Task to complete -
Count how many lines have the word "Opret" in them. Reply with that number by itself.

Dataset rows -
-----

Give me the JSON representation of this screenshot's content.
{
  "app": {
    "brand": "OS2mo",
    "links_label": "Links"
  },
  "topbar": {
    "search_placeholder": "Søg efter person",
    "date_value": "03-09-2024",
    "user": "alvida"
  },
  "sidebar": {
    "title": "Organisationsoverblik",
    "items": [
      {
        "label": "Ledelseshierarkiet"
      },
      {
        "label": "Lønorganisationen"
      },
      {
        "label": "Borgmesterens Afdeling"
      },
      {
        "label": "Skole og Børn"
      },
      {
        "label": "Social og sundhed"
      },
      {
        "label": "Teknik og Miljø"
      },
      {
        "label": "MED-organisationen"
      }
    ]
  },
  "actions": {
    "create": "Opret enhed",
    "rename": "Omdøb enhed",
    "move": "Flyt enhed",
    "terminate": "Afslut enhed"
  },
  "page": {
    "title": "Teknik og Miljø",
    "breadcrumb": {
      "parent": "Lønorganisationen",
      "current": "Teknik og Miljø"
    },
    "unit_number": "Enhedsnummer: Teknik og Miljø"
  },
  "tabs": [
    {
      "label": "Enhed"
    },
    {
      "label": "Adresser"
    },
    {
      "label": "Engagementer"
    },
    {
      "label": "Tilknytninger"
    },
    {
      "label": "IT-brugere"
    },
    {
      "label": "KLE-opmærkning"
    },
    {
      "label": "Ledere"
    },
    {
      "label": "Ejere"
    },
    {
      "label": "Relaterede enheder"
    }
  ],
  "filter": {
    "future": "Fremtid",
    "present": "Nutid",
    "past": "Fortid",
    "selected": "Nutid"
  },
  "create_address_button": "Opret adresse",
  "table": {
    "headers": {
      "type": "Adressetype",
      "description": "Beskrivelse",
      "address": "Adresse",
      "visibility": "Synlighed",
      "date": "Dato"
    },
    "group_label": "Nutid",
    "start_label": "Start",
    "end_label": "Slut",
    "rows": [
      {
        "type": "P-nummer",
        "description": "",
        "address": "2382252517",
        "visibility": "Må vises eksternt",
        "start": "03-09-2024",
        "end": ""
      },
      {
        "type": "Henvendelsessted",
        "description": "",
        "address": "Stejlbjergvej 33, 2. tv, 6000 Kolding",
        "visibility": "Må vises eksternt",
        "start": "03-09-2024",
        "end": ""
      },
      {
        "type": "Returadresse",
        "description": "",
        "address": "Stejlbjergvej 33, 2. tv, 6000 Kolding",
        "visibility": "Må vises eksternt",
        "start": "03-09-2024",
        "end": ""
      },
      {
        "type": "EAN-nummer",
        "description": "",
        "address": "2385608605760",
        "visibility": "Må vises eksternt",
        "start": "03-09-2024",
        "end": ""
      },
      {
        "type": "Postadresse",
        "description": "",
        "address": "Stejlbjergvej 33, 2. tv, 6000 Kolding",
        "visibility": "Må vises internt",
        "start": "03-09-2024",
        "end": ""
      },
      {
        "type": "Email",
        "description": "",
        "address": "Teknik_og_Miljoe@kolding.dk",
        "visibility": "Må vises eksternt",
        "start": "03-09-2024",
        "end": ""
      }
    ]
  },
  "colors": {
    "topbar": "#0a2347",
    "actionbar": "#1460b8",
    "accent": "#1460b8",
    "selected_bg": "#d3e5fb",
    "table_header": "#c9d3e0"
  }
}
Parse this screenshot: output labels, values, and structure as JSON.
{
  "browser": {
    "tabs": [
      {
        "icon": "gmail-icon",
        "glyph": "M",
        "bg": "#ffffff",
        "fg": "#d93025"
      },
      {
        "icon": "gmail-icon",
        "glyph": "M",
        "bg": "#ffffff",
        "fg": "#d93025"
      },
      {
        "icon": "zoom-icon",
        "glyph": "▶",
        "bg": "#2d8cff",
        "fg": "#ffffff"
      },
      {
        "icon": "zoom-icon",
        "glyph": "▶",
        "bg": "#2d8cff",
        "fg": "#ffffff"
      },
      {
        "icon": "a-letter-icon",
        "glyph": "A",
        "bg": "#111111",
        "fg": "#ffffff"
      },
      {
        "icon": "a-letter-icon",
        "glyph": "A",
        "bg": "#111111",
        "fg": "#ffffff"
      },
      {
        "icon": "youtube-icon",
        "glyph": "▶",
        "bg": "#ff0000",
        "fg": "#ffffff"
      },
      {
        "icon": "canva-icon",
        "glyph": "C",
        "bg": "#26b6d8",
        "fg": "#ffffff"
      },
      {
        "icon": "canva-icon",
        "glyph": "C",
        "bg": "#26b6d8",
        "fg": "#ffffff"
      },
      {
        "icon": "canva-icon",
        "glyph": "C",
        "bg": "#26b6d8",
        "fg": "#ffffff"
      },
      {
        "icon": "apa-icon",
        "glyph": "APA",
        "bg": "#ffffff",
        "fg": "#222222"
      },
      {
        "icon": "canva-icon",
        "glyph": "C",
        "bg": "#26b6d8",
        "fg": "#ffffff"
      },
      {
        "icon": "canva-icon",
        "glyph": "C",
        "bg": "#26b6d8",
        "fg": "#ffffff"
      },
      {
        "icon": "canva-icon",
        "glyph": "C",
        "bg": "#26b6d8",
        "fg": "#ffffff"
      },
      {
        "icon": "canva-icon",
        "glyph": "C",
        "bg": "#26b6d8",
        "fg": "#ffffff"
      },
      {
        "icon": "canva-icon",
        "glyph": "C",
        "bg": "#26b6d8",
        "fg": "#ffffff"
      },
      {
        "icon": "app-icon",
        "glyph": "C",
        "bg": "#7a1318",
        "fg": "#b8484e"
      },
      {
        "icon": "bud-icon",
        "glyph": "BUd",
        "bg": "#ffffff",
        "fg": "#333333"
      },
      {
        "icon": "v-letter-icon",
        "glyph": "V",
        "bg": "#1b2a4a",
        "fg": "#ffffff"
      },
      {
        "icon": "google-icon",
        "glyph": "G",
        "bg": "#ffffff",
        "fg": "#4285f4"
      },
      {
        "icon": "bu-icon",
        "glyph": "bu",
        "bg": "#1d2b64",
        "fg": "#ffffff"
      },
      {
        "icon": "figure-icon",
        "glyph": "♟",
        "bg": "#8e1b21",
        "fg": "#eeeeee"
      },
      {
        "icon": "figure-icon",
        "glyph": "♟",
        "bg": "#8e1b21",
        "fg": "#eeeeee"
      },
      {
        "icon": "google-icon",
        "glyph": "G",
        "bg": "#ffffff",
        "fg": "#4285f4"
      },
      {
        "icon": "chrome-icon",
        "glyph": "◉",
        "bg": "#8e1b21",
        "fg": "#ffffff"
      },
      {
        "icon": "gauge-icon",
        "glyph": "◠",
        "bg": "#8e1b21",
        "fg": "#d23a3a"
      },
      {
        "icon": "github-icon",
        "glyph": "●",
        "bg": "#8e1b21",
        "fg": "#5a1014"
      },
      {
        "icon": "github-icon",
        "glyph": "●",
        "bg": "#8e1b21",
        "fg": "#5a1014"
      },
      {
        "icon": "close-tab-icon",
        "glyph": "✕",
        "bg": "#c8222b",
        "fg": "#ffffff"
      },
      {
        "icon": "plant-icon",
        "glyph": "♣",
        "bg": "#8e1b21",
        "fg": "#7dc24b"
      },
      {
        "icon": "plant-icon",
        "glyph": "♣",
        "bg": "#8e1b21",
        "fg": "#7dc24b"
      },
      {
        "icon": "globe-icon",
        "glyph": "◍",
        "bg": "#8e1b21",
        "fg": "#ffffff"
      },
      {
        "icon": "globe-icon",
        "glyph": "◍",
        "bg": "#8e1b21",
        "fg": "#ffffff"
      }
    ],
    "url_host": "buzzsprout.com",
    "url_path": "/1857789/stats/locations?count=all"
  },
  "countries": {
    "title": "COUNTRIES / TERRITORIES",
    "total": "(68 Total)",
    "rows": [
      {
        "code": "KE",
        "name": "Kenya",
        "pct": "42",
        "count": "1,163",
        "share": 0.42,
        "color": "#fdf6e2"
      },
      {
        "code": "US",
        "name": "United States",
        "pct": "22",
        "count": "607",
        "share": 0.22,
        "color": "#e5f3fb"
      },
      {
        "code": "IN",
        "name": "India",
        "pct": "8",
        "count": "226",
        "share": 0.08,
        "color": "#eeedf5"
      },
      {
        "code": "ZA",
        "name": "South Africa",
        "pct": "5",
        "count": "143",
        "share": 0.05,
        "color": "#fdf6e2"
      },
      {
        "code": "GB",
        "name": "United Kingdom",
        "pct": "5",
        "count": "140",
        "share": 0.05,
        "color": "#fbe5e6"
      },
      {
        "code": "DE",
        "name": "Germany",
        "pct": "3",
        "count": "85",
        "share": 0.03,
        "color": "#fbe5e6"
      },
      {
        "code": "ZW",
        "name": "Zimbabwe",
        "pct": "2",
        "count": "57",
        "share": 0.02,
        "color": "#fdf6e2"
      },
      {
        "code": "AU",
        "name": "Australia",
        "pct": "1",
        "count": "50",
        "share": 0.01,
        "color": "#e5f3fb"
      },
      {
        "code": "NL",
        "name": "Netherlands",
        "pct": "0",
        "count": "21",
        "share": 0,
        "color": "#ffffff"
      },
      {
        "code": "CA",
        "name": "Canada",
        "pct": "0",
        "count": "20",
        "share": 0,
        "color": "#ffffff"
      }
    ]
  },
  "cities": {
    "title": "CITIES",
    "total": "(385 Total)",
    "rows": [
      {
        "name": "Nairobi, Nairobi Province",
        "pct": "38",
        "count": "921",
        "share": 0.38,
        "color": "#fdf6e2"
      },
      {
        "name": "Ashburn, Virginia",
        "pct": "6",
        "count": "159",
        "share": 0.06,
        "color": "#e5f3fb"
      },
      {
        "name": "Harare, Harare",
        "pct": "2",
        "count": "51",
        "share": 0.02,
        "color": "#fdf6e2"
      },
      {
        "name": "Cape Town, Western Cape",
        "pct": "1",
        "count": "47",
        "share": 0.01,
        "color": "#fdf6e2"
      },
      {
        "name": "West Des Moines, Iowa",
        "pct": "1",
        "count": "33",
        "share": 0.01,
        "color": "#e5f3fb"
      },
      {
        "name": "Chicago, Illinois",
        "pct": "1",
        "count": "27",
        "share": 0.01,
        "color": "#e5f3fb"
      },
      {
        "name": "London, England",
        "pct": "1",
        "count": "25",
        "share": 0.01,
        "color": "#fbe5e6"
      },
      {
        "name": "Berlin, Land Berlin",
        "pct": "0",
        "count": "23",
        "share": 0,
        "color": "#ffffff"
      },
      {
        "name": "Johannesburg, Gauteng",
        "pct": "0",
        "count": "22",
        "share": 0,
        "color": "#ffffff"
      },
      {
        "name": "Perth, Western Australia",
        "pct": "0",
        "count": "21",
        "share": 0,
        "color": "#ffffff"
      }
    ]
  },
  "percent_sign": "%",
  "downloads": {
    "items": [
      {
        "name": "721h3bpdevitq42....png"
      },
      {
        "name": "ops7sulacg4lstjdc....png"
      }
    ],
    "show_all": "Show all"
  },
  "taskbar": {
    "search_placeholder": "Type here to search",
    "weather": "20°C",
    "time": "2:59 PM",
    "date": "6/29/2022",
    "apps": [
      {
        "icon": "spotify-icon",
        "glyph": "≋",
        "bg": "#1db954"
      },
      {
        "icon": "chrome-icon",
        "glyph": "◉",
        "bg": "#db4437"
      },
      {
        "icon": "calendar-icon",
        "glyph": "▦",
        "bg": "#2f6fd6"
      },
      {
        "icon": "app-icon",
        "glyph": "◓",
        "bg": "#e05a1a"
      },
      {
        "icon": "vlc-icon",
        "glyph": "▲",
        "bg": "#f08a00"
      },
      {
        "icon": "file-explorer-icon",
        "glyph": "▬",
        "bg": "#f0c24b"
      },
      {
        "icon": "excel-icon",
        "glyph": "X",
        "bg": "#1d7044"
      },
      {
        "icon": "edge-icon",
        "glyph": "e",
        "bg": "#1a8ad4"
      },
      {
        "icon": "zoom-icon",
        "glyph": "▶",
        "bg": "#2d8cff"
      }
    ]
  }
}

-----

Exercise answer -
2